TASK REQUIREMENTS
Write out every entry exactly as it appears.
─── MATERIALS PROVIDED
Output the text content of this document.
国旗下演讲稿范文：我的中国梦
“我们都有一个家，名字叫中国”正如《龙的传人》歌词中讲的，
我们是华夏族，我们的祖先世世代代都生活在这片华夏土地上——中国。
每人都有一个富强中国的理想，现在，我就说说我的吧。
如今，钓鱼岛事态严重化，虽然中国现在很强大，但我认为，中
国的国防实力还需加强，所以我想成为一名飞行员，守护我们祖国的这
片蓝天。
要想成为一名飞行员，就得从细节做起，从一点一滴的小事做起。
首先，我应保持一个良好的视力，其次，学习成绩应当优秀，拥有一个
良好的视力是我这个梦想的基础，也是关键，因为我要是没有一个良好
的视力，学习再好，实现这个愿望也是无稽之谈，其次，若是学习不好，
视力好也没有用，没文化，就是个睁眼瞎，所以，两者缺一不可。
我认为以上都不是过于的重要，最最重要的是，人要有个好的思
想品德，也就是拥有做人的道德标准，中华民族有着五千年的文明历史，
──────
RIGHT ANSWER
Output the text content of this document.
国旗下演讲稿范文：我的中国梦
“我们都有一个家，名字叫中国”正如《龙的传人》歌词中讲的，
我们是华夏族，我们的祖先世世代代都生活在这片华夏土地上——中国。
每人都有一个富强中国的理想，现在，我就说说我的吧。
如今，钓鱼岛事态严重化，虽然中国现在很强大，但我认为，中
国的国防实力还需加强，所以我想成为一名飞行员，守护我们祖国的这
片蓝天。
要想成为一名飞行员，就得从细节做起，从一点一滴的小事做起。
首先，我应保持一个良好的视力，其次，学习成绩应当优秀，拥有一个
良好的视力是我这个梦想的基础，也是关键，因为我要是没有一个良好
的视力，学习再好，实现这个愿望也是无稽之谈，其次，若是学习不好，
视力好也没有用，没文化，就是个睁眼瞎，所以，两者缺一不可。
我认为以上都不是过于的重要，最最重要的是，人要有个好的思
想品德，也就是拥有做人的道德标准，中华民族有着五千年的文明历史，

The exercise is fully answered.